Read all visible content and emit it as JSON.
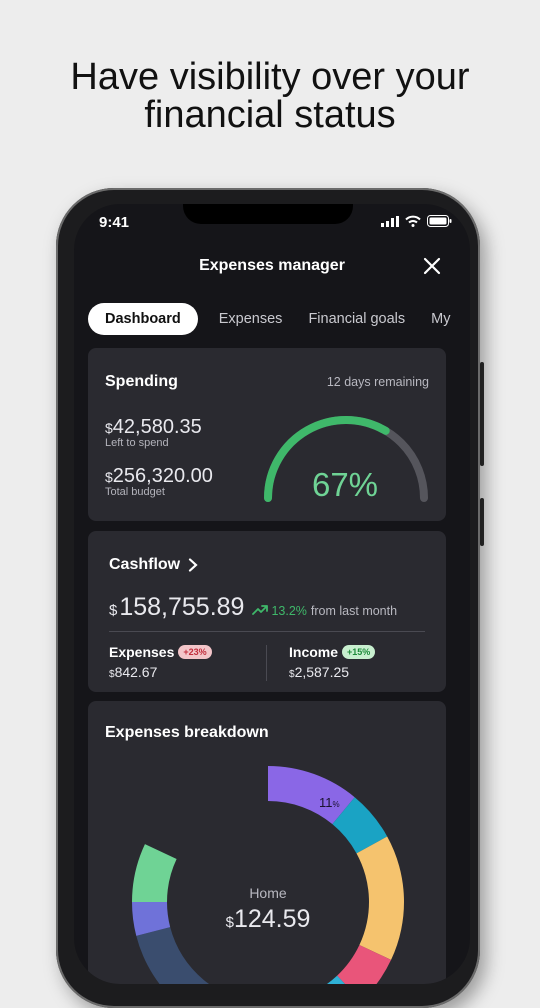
{
  "headline": [
    "Have visibility over your",
    "financial status"
  ],
  "status_bar": {
    "time": "9:41"
  },
  "header": {
    "title": "Expenses manager"
  },
  "tabs": [
    {
      "label": "Dashboard",
      "active": true
    },
    {
      "label": "Expenses",
      "active": false
    },
    {
      "label": "Financial goals",
      "active": false
    },
    {
      "label": "My",
      "active": false
    }
  ],
  "spending": {
    "title": "Spending",
    "remaining": "12 days remaining",
    "left_currency": "$",
    "left_amount": "42,580.35",
    "left_label": "Left to spend",
    "budget_currency": "$",
    "budget_amount": "256,320.00",
    "budget_label": "Total budget",
    "gauge_percent_label": "67%",
    "gauge_fraction": 0.67,
    "gauge_color": "#3fb86a",
    "gauge_track_color": "#55555c"
  },
  "cashflow": {
    "title": "Cashflow",
    "currency": "$",
    "amount": "158,755.89",
    "trend_percent": "13.2%",
    "trend_text": "from last month",
    "trend_color": "#3fb86a",
    "expenses_label": "Expenses",
    "expenses_badge": "+23%",
    "expenses_currency": "$",
    "expenses_value": "842.67",
    "income_label": "Income",
    "income_badge": "+15%",
    "income_currency": "$",
    "income_value": "2,587.25"
  },
  "breakdown": {
    "title": "Expenses breakdown",
    "center_label": "Home",
    "center_currency": "$",
    "center_amount": "124.59",
    "slice_label_value": "11",
    "slice_label_unit": "%",
    "segments": [
      {
        "color": "#8a67e6",
        "fraction": 0.11
      },
      {
        "color": "#1aa3c4",
        "fraction": 0.06
      },
      {
        "color": "#f5c36e",
        "fraction": 0.15
      },
      {
        "color": "#e9557a",
        "fraction": 0.06
      },
      {
        "color": "#2fb1d6",
        "fraction": 0.13
      },
      {
        "color": "#3a4d6e",
        "fraction": 0.2
      },
      {
        "color": "#6f72d9",
        "fraction": 0.04
      },
      {
        "color": "#6fd395",
        "fraction": 0.07
      }
    ]
  }
}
....
> _What the task asks_:
Copy each line above precisely, dropping the pictures.

> _The result_:
Read all visible content and emit it as JSON.
{
  "headline": [
    "Have visibility over your",
    "financial status"
  ],
  "status_bar": {
    "time": "9:41"
  },
  "header": {
    "title": "Expenses manager"
  },
  "tabs": [
    {
      "label": "Dashboard",
      "active": true
    },
    {
      "label": "Expenses",
      "active": false
    },
    {
      "label": "Financial goals",
      "active": false
    },
    {
      "label": "My",
      "active": false
    }
  ],
  "spending": {
    "title": "Spending",
    "remaining": "12 days remaining",
    "left_currency": "$",
    "left_amount": "42,580.35",
    "left_label": "Left to spend",
    "budget_currency": "$",
    "budget_amount": "256,320.00",
    "budget_label": "Total budget",
    "gauge_percent_label": "67%",
    "gauge_fraction": 0.67,
    "gauge_color": "#3fb86a",
    "gauge_track_color": "#55555c"
  },
  "cashflow": {
    "title": "Cashflow",
    "currency": "$",
    "amount": "158,755.89",
    "trend_percent": "13.2%",
    "trend_text": "from last month",
    "trend_color": "#3fb86a",
    "expenses_label": "Expenses",
    "expenses_badge": "+23%",
    "expenses_currency": "$",
    "expenses_value": "842.67",
    "income_label": "Income",
    "income_badge": "+15%",
    "income_currency": "$",
    "income_value": "2,587.25"
  },
  "breakdown": {
    "title": "Expenses breakdown",
    "center_label": "Home",
    "center_currency": "$",
    "center_amount": "124.59",
    "slice_label_value": "11",
    "slice_label_unit": "%",
    "segments": [
      {
        "color": "#8a67e6",
        "fraction": 0.11
      },
      {
        "color": "#1aa3c4",
        "fraction": 0.06
      },
      {
        "color": "#f5c36e",
        "fraction": 0.15
      },
      {
        "color": "#e9557a",
        "fraction": 0.06
      },
      {
        "color": "#2fb1d6",
        "fraction": 0.13
      },
      {
        "color": "#3a4d6e",
        "fraction": 0.2
      },
      {
        "color": "#6f72d9",
        "fraction": 0.04
      },
      {
        "color": "#6fd395",
        "fraction": 0.07
      }
    ]
  }
}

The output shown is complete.